— Begin —

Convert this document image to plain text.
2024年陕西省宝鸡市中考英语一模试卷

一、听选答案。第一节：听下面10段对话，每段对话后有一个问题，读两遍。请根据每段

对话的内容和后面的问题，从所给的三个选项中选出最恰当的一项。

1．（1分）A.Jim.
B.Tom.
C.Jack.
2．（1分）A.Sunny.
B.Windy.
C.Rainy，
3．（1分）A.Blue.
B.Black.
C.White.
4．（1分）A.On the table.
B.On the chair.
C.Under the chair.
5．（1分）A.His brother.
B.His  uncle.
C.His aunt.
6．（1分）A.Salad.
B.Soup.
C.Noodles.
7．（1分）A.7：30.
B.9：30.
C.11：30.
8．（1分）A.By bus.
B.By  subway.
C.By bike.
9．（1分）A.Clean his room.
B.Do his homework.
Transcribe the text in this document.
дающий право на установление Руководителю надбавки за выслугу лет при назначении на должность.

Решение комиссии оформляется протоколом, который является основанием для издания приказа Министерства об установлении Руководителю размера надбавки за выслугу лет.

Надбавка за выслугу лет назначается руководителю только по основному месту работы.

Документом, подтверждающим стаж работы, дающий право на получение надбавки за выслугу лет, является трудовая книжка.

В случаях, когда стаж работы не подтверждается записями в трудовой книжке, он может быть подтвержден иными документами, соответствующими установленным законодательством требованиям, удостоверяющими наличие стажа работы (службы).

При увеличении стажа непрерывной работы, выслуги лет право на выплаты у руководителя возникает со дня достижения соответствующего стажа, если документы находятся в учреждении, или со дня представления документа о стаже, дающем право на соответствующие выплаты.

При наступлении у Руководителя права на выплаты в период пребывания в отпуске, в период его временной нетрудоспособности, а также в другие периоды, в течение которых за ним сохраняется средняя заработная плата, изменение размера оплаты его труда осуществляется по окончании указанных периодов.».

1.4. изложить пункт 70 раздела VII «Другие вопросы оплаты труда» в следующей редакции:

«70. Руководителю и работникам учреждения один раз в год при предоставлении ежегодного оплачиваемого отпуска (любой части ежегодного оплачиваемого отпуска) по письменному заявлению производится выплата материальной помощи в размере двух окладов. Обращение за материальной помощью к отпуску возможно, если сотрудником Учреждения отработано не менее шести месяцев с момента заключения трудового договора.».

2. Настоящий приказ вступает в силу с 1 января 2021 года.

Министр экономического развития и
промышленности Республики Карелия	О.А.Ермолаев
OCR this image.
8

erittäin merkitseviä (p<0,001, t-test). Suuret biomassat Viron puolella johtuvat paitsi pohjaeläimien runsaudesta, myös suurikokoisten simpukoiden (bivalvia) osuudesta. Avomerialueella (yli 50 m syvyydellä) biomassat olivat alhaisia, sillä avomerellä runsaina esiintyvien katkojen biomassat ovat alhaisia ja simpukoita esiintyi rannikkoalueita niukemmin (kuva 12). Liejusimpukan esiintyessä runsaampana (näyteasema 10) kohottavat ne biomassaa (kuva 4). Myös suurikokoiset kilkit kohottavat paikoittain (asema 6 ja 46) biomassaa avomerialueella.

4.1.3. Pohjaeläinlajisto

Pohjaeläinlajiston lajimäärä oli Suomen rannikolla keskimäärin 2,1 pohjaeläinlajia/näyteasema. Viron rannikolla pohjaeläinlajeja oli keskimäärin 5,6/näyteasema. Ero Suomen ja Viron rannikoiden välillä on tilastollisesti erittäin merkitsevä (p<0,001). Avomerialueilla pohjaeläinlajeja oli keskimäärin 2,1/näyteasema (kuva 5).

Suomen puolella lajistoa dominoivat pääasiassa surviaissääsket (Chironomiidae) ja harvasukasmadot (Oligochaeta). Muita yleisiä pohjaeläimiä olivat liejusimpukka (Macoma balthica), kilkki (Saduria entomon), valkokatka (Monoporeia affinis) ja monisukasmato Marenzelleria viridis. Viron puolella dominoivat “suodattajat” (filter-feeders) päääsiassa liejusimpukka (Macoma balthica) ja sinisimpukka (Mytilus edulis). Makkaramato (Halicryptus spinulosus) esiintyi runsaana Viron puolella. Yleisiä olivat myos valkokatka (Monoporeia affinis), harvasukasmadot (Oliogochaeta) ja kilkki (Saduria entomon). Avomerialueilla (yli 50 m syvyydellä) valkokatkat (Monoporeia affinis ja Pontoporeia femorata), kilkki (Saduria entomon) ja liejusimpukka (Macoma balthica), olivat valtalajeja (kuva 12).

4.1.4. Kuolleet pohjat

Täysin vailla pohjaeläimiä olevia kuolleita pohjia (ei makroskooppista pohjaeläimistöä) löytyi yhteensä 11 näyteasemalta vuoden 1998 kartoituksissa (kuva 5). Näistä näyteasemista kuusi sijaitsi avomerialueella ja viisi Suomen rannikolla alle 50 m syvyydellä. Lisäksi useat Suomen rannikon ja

— End —

§ **Stated goal**: Copy all lines from the entries that contain the word "дающий".

§ **Answer for this exercise**:
дающий право на установление Руководителю надбавки за выслугу лет при назначении на должность.
Документом, подтверждающим стаж работы, дающий право на получение надбавки за выслугу лет, является трудовая книжка.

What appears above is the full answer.